#### Entries:
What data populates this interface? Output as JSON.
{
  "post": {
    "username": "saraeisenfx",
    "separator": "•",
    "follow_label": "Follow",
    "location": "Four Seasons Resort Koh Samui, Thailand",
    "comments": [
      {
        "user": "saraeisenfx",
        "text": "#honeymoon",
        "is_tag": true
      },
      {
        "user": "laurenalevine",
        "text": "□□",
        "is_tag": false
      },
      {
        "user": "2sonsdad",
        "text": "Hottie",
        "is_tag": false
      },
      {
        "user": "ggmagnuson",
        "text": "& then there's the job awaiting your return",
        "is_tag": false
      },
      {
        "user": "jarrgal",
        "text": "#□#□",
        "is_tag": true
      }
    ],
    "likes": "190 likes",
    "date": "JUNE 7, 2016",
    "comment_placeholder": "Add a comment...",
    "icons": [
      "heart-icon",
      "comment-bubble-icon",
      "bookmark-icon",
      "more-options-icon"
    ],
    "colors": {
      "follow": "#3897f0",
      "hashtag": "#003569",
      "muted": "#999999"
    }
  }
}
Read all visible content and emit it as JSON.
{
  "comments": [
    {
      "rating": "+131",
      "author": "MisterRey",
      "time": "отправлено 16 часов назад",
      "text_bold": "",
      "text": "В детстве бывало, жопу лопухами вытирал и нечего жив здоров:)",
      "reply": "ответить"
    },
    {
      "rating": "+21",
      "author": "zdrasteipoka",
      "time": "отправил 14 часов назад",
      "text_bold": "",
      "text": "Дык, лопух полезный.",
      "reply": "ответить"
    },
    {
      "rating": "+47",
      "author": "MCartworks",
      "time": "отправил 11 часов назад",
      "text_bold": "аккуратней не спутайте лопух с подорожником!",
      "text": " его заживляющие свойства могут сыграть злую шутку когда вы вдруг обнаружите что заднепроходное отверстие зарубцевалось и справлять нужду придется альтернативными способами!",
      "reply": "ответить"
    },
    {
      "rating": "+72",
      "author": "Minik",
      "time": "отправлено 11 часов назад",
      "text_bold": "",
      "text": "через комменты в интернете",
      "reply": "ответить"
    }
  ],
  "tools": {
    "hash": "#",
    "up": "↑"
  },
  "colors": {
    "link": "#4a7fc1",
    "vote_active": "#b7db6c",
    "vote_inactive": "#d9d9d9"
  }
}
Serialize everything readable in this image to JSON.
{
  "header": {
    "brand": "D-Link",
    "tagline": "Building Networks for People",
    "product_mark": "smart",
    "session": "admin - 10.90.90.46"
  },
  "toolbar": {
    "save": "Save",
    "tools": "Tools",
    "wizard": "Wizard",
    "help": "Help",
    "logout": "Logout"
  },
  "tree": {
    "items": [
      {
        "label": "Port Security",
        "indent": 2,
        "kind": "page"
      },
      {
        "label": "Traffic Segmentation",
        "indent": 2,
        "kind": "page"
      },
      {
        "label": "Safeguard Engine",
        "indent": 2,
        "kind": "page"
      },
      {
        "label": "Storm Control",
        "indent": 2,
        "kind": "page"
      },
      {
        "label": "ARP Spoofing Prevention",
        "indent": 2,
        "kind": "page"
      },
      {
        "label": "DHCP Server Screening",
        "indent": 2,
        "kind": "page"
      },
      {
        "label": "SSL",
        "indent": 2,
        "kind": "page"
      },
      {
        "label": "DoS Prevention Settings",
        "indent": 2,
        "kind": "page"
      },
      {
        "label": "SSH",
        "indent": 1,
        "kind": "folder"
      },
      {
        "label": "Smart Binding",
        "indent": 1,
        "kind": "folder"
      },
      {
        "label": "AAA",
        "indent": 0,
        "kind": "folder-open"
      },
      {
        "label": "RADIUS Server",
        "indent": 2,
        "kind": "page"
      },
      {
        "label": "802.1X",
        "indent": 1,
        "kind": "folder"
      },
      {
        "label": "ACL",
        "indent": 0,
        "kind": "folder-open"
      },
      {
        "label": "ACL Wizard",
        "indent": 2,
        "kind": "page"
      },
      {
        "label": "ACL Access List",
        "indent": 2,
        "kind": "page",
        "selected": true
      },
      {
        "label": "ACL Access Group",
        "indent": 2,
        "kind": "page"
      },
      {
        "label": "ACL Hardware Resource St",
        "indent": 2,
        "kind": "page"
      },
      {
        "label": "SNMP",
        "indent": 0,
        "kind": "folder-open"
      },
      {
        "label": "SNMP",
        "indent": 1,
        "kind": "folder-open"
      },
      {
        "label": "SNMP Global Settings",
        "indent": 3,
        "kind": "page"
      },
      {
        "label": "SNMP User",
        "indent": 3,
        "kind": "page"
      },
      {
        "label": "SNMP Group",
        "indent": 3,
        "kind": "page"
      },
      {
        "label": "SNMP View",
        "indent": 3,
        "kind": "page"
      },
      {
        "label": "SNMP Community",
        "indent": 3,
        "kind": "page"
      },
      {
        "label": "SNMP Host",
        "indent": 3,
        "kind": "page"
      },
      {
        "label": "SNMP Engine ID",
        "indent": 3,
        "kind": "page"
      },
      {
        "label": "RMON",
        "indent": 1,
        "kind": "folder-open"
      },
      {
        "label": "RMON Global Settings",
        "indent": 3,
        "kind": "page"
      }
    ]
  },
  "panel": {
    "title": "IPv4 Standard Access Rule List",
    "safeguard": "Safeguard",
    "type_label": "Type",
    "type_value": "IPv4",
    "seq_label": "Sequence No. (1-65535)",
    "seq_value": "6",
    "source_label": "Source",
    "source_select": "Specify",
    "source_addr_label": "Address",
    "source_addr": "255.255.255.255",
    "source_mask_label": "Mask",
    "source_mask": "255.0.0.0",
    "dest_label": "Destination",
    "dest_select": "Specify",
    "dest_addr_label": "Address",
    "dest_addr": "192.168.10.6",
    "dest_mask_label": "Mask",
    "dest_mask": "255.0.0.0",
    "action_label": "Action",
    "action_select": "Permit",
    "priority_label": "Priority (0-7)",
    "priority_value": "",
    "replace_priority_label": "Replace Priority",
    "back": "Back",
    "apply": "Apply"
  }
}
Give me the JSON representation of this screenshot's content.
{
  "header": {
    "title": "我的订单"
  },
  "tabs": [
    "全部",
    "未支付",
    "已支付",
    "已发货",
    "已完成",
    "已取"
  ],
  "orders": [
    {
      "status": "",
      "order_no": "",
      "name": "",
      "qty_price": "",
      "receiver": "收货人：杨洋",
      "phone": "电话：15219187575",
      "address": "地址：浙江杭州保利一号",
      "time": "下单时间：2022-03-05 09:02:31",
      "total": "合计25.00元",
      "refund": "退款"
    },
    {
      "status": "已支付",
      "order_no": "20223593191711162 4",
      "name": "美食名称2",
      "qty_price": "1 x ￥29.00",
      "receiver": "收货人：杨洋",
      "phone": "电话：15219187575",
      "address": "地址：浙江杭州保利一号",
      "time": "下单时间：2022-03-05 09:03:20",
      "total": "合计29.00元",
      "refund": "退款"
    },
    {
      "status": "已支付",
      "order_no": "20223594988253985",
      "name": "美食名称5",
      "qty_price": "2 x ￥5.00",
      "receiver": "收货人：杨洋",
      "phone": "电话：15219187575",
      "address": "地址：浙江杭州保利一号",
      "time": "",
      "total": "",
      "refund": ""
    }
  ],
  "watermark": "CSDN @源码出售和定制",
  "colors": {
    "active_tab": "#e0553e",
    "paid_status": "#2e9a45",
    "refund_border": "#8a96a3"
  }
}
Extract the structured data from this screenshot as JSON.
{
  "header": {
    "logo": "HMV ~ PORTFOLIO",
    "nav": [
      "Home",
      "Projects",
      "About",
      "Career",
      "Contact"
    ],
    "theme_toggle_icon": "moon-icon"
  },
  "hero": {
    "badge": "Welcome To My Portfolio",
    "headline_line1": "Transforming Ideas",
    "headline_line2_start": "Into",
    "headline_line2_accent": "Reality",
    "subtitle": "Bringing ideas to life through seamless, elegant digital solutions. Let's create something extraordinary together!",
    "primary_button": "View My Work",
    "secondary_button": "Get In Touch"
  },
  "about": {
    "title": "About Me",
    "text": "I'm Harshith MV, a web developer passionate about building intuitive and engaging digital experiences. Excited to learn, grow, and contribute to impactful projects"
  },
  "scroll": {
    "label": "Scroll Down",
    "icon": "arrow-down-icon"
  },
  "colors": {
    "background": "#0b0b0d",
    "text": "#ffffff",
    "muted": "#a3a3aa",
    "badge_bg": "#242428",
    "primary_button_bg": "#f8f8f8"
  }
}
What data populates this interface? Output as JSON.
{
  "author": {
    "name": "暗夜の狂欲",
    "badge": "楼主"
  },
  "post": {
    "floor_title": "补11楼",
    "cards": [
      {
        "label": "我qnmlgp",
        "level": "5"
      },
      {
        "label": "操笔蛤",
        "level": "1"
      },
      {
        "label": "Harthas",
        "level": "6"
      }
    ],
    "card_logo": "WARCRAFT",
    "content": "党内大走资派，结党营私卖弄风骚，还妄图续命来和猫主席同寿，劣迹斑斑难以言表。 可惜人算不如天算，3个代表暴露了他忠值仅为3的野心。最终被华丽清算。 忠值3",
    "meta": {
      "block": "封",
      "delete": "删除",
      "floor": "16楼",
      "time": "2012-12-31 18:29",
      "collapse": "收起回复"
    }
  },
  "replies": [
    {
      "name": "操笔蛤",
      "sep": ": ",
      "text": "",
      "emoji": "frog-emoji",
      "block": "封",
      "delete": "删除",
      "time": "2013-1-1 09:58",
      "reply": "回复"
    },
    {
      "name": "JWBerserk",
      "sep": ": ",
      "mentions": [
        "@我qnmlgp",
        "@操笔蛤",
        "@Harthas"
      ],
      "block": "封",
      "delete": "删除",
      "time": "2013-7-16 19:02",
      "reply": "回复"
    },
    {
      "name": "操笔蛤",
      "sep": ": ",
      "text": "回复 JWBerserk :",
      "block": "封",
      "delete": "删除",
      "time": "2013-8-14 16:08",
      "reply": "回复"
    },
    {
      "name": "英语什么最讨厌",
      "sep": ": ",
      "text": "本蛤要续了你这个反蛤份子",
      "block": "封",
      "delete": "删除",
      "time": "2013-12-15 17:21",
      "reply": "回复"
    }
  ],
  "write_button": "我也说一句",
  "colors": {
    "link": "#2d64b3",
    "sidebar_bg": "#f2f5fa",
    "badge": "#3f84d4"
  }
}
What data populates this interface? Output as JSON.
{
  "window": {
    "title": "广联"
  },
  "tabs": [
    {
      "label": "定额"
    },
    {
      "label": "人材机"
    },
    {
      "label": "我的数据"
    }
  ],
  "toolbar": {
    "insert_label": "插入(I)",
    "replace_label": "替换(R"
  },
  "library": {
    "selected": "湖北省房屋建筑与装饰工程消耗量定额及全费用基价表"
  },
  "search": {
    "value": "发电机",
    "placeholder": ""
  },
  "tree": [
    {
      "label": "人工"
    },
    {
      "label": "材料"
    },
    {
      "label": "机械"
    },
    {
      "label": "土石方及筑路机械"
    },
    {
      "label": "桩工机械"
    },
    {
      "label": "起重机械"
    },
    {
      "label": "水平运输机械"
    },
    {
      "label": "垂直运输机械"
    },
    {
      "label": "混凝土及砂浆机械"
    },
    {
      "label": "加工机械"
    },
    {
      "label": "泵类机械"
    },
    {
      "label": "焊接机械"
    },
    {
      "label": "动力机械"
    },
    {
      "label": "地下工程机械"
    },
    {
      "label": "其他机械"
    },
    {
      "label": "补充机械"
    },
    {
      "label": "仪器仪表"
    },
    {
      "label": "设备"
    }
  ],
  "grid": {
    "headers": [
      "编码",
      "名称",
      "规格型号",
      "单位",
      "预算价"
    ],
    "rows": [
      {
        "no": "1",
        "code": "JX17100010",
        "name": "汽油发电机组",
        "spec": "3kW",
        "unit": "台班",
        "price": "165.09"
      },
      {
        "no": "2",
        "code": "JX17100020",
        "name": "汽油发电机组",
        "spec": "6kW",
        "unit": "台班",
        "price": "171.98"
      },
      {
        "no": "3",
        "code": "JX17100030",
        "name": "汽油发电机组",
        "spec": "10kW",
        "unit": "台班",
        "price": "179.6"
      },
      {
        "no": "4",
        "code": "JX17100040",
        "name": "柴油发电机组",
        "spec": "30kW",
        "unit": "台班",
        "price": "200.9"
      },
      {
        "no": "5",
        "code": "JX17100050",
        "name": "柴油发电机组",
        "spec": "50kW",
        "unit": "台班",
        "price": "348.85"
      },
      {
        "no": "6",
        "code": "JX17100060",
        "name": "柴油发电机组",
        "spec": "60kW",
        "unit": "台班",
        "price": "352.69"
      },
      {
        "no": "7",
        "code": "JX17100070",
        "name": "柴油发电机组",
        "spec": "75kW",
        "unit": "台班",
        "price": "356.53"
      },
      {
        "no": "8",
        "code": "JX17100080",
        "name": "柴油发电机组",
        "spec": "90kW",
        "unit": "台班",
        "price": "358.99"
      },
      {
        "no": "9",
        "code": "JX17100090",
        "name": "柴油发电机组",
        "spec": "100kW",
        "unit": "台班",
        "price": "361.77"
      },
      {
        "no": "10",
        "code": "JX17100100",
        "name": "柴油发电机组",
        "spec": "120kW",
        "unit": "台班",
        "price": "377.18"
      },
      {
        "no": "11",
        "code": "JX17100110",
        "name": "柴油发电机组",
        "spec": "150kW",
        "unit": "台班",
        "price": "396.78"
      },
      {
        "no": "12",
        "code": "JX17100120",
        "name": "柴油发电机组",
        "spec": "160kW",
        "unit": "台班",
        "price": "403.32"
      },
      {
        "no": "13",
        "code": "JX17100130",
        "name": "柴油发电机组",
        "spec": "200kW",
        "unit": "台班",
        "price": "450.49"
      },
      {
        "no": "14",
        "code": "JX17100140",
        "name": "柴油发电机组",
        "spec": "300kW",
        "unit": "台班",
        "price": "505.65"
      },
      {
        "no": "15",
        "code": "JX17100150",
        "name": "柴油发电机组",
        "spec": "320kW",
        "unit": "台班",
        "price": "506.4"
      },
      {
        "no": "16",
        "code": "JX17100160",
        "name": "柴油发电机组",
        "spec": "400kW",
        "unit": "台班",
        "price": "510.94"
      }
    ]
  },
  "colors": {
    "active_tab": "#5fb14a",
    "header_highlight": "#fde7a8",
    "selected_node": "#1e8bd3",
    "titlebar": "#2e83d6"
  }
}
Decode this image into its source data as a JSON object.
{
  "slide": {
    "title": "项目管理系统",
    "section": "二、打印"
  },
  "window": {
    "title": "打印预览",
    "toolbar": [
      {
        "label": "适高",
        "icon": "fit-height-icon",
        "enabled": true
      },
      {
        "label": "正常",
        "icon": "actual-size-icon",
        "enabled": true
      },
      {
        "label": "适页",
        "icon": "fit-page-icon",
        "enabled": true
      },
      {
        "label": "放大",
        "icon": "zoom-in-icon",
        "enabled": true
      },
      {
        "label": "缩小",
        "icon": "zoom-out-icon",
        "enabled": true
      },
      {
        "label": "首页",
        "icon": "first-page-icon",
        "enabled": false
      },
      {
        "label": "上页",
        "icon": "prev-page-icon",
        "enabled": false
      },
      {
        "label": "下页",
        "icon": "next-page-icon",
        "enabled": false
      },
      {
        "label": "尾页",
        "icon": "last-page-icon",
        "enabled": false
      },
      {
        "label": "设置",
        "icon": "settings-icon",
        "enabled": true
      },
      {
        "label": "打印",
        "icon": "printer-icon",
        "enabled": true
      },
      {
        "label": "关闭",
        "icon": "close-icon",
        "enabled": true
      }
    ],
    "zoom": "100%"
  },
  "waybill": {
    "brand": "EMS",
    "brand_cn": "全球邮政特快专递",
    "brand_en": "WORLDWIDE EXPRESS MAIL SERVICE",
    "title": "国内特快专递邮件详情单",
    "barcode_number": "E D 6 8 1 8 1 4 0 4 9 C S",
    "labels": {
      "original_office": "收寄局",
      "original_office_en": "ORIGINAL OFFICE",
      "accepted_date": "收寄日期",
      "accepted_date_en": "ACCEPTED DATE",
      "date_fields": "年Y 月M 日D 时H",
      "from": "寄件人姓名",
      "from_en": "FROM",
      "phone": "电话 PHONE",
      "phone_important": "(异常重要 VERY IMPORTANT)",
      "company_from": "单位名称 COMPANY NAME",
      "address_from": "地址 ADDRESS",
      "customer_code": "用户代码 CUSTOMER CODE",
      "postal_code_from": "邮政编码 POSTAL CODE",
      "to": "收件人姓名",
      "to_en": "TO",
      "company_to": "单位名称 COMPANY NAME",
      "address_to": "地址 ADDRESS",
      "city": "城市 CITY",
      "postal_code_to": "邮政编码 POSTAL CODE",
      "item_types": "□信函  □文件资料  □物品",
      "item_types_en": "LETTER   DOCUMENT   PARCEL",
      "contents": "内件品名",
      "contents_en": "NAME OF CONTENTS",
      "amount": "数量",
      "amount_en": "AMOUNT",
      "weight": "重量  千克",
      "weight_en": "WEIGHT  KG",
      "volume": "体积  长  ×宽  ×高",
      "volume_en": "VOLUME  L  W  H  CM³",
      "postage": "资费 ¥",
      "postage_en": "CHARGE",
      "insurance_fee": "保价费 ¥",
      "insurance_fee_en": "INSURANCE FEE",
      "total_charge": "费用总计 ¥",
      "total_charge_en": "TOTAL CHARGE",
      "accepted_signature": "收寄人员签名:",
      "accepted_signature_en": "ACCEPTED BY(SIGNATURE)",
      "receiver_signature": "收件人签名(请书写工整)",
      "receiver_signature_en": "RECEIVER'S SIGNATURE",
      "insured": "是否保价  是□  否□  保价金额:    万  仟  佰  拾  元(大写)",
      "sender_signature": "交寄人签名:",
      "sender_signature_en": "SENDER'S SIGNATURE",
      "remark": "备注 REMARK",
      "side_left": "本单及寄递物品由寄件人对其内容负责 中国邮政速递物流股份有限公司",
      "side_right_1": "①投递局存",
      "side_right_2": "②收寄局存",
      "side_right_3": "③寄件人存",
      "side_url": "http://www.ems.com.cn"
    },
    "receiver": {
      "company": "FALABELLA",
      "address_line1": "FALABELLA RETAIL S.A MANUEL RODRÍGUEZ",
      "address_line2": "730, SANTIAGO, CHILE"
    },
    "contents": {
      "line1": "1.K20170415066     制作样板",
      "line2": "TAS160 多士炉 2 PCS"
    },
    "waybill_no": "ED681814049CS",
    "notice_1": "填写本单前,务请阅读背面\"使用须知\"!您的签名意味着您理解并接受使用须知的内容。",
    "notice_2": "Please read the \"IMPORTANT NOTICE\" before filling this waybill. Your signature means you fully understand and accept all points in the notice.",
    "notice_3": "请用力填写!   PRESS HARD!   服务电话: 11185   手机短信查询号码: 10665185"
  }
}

#### Problem details:
Look through the data above. Each line containing the word "отправлено" needs to be copied.

#### Reply:
      "time": "отправлено 16 часов назад",
      "time": "отправлено 11 часов назад",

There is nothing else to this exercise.